--- YOUR OBJECTIVE ---
Give every line of the material again, exactly as written.

--- GIVEN ENTRIES ---
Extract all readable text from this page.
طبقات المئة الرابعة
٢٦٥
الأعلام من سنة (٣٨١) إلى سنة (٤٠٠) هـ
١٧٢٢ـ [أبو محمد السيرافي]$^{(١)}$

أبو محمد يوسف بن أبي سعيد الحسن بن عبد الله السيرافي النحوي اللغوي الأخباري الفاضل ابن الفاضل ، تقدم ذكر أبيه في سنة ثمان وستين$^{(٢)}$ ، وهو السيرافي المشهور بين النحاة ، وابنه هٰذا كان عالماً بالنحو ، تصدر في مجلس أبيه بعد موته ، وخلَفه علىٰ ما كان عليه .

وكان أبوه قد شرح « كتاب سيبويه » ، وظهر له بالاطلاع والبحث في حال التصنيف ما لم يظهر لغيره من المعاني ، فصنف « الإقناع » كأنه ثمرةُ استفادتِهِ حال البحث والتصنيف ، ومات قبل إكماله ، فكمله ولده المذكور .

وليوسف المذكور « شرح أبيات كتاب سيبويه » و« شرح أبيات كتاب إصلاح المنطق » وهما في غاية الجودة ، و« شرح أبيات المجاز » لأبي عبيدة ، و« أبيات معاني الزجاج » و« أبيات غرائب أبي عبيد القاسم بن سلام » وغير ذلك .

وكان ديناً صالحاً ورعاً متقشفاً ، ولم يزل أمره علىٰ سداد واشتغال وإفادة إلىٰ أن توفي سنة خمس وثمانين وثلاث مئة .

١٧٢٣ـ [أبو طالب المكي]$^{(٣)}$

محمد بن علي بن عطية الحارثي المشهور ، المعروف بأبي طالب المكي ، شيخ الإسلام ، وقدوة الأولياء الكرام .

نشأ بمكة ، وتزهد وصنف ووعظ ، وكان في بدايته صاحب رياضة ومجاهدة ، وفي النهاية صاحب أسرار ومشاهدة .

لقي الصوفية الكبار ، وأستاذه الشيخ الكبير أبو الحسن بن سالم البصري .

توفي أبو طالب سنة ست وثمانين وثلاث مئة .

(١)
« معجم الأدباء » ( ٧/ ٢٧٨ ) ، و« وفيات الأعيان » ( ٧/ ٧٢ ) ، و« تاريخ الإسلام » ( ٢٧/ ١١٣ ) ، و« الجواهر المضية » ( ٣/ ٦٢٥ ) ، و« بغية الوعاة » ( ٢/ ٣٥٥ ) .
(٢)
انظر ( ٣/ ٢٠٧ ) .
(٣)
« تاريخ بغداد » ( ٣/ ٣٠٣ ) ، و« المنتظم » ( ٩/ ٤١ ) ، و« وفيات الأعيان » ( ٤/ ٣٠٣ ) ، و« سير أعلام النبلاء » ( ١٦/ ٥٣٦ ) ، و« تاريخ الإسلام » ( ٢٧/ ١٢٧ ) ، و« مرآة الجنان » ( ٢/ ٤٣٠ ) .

--- EXERCISE SOLUTION ---
Extract all readable text from this page.
طبقات المئة الرابعة
٢٦٥
الأعلام من سنة (٣٨١) إلى سنة (٤٠٠) هـ
١٧٢٢ـ [أبو محمد السيرافي]$^{(١)}$

أبو محمد يوسف بن أبي سعيد الحسن بن عبد الله السيرافي النحوي اللغوي الأخباري الفاضل ابن الفاضل ، تقدم ذكر أبيه في سنة ثمان وستين$^{(٢)}$ ، وهو السيرافي المشهور بين النحاة ، وابنه هٰذا كان عالماً بالنحو ، تصدر في مجلس أبيه بعد موته ، وخلَفه علىٰ ما كان عليه .

وكان أبوه قد شرح « كتاب سيبويه » ، وظهر له بالاطلاع والبحث في حال التصنيف ما لم يظهر لغيره من المعاني ، فصنف « الإقناع » كأنه ثمرةُ استفادتِهِ حال البحث والتصنيف ، ومات قبل إكماله ، فكمله ولده المذكور .

وليوسف المذكور « شرح أبيات كتاب سيبويه » و« شرح أبيات كتاب إصلاح المنطق » وهما في غاية الجودة ، و« شرح أبيات المجاز » لأبي عبيدة ، و« أبيات معاني الزجاج » و« أبيات غرائب أبي عبيد القاسم بن سلام » وغير ذلك .

وكان ديناً صالحاً ورعاً متقشفاً ، ولم يزل أمره علىٰ سداد واشتغال وإفادة إلىٰ أن توفي سنة خمس وثمانين وثلاث مئة .

١٧٢٣ـ [أبو طالب المكي]$^{(٣)}$

محمد بن علي بن عطية الحارثي المشهور ، المعروف بأبي طالب المكي ، شيخ الإسلام ، وقدوة الأولياء الكرام .

نشأ بمكة ، وتزهد وصنف ووعظ ، وكان في بدايته صاحب رياضة ومجاهدة ، وفي النهاية صاحب أسرار ومشاهدة .

لقي الصوفية الكبار ، وأستاذه الشيخ الكبير أبو الحسن بن سالم البصري .

توفي أبو طالب سنة ست وثمانين وثلاث مئة .

(١)
« معجم الأدباء » ( ٧/ ٢٧٨ ) ، و« وفيات الأعيان » ( ٧/ ٧٢ ) ، و« تاريخ الإسلام » ( ٢٧/ ١١٣ ) ، و« الجواهر المضية » ( ٣/ ٦٢٥ ) ، و« بغية الوعاة » ( ٢/ ٣٥٥ ) .
(٢)
انظر ( ٣/ ٢٠٧ ) .
(٣)
« تاريخ بغداد » ( ٣/ ٣٠٣ ) ، و« المنتظم » ( ٩/ ٤١ ) ، و« وفيات الأعيان » ( ٤/ ٣٠٣ ) ، و« سير أعلام النبلاء » ( ١٦/ ٥٣٦ ) ، و« تاريخ الإسلام » ( ٢٧/ ١٢٧ ) ، و« مرآة الجنان » ( ٢/ ٤٣٠ ) .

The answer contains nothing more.